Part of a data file

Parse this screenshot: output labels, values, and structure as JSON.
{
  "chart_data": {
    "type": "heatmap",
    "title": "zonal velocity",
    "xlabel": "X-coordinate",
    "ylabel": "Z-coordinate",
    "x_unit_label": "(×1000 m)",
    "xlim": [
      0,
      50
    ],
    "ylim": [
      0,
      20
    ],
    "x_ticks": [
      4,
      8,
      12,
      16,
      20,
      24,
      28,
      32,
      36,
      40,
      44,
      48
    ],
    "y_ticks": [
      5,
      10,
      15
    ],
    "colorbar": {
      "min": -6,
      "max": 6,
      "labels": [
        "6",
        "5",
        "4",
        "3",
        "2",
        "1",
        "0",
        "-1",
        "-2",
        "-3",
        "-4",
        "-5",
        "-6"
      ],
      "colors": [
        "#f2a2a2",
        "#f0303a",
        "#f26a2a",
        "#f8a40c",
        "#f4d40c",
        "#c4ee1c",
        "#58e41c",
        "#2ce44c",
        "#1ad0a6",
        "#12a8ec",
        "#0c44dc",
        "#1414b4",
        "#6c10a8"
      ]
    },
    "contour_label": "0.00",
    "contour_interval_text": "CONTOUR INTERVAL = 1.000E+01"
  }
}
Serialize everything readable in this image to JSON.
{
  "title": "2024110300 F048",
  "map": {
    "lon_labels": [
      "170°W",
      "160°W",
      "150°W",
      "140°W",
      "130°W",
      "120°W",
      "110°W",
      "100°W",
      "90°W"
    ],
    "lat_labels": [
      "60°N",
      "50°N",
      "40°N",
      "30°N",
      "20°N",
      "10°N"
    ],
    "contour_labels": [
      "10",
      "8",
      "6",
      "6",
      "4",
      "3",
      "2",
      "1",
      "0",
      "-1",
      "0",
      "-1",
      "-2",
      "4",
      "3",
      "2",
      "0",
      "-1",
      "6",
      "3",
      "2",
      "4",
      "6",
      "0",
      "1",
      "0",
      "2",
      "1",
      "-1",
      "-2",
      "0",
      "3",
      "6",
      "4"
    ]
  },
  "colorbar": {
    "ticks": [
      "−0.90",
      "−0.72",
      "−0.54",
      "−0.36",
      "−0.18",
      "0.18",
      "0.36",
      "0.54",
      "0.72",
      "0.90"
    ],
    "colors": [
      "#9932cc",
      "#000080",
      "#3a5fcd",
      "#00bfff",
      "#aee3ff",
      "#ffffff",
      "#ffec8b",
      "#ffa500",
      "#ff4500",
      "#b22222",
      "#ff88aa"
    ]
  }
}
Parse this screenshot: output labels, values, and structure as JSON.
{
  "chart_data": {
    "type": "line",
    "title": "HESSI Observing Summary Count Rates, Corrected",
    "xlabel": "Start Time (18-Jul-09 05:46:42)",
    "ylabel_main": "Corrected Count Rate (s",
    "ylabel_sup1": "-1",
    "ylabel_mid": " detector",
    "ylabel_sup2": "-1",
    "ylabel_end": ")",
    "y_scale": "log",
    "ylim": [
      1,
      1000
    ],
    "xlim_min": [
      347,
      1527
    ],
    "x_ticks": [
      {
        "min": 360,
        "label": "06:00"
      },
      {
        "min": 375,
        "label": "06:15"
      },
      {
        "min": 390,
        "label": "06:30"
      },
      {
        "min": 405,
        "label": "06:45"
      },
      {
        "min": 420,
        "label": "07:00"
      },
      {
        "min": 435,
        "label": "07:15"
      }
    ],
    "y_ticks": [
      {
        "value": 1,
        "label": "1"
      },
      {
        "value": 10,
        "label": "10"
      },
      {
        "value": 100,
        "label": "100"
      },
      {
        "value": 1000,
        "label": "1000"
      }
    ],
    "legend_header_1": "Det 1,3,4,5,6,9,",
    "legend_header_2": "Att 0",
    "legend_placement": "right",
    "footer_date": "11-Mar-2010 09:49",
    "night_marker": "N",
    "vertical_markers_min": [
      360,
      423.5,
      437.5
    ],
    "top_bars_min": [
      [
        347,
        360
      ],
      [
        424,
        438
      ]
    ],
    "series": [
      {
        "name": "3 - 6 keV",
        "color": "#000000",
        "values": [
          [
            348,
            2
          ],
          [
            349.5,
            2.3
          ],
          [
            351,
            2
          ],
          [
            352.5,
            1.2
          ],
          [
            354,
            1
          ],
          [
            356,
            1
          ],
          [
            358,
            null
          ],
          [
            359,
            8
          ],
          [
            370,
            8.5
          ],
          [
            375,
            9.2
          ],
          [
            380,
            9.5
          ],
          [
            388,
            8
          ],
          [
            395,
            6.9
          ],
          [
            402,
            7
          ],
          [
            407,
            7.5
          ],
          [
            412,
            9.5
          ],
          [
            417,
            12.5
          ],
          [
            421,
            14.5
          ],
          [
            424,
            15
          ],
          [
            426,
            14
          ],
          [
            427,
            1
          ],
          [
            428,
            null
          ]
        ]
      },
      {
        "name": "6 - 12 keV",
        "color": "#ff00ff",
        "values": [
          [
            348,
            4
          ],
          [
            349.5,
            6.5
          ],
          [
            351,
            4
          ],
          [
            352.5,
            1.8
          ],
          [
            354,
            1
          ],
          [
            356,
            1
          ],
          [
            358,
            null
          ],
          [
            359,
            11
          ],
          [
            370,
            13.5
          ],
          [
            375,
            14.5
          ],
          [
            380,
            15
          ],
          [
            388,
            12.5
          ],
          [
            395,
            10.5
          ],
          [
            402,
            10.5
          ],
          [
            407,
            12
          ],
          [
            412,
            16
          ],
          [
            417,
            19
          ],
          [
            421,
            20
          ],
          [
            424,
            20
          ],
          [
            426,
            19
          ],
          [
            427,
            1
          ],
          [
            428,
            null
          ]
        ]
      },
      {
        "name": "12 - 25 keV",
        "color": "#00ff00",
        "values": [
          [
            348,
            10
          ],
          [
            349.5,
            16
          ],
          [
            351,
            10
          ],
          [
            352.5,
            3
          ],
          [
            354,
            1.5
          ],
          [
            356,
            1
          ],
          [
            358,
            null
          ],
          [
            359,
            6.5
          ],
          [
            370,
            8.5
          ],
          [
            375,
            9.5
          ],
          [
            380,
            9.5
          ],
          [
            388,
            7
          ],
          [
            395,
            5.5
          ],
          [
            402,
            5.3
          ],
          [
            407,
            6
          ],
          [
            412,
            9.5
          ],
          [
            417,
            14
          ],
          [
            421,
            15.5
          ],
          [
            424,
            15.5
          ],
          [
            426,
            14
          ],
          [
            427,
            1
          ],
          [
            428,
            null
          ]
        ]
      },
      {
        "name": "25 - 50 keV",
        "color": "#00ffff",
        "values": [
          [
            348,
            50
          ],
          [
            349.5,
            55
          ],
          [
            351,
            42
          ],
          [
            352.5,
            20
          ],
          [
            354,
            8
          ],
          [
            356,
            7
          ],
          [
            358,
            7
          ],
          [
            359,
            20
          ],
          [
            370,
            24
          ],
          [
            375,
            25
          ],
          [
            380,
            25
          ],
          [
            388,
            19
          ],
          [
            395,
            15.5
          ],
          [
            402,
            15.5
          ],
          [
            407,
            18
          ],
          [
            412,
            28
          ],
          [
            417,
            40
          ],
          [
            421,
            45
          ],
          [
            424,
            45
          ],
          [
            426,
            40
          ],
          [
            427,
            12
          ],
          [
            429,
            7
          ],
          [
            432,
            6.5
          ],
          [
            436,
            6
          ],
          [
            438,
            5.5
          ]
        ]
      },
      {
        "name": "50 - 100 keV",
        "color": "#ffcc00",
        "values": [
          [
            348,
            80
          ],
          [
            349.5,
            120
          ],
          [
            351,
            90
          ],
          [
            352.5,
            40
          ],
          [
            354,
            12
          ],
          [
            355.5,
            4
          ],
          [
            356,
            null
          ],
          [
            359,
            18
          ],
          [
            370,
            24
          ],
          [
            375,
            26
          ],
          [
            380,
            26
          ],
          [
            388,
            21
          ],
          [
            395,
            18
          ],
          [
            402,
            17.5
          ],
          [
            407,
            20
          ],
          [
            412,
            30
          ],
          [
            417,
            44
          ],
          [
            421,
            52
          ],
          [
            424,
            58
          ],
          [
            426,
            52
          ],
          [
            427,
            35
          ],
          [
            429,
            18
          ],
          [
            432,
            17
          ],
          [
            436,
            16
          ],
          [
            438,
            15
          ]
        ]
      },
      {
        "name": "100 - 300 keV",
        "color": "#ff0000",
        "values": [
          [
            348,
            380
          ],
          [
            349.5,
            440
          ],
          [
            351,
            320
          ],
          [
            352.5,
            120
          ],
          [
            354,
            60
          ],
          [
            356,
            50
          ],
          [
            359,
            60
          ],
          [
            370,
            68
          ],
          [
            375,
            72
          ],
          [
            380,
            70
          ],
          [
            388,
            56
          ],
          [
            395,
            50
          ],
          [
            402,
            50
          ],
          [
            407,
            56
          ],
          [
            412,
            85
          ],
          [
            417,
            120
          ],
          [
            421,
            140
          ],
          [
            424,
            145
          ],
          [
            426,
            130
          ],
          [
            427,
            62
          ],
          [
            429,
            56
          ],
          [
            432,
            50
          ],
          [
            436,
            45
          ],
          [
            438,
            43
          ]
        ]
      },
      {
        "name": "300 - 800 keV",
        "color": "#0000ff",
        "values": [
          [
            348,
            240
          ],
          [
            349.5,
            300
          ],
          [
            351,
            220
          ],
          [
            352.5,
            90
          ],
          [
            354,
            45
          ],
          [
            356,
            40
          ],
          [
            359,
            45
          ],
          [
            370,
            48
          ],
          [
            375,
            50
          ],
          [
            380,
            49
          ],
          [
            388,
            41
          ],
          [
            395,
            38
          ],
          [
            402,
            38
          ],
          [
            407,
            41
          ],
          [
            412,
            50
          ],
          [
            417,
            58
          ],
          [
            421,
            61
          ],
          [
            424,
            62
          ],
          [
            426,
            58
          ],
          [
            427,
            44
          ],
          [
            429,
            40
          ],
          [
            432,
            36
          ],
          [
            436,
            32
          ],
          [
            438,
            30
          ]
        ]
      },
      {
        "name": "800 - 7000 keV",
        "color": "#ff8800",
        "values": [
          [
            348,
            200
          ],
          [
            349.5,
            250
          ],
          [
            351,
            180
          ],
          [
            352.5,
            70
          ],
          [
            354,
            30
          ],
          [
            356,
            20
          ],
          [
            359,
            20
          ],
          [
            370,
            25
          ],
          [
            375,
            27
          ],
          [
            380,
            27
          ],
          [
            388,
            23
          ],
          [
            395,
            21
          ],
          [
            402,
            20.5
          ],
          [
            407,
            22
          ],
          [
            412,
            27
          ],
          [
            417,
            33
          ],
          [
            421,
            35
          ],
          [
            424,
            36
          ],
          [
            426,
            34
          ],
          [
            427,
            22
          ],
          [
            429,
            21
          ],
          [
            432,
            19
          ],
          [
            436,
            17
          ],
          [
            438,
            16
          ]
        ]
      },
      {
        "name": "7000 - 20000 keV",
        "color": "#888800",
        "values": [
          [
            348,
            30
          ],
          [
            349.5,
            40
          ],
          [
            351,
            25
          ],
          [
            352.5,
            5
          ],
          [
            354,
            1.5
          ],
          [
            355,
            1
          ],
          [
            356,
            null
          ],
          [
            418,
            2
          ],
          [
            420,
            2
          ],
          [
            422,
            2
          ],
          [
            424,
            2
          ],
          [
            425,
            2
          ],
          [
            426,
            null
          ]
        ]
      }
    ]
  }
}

### Description of the task
Copy every line from the records above that contains the word "xlabel".

### Worked solution
    "xlabel": "X-coordinate",
    "xlabel": "Start Time (18-Jul-09 05:46:42)",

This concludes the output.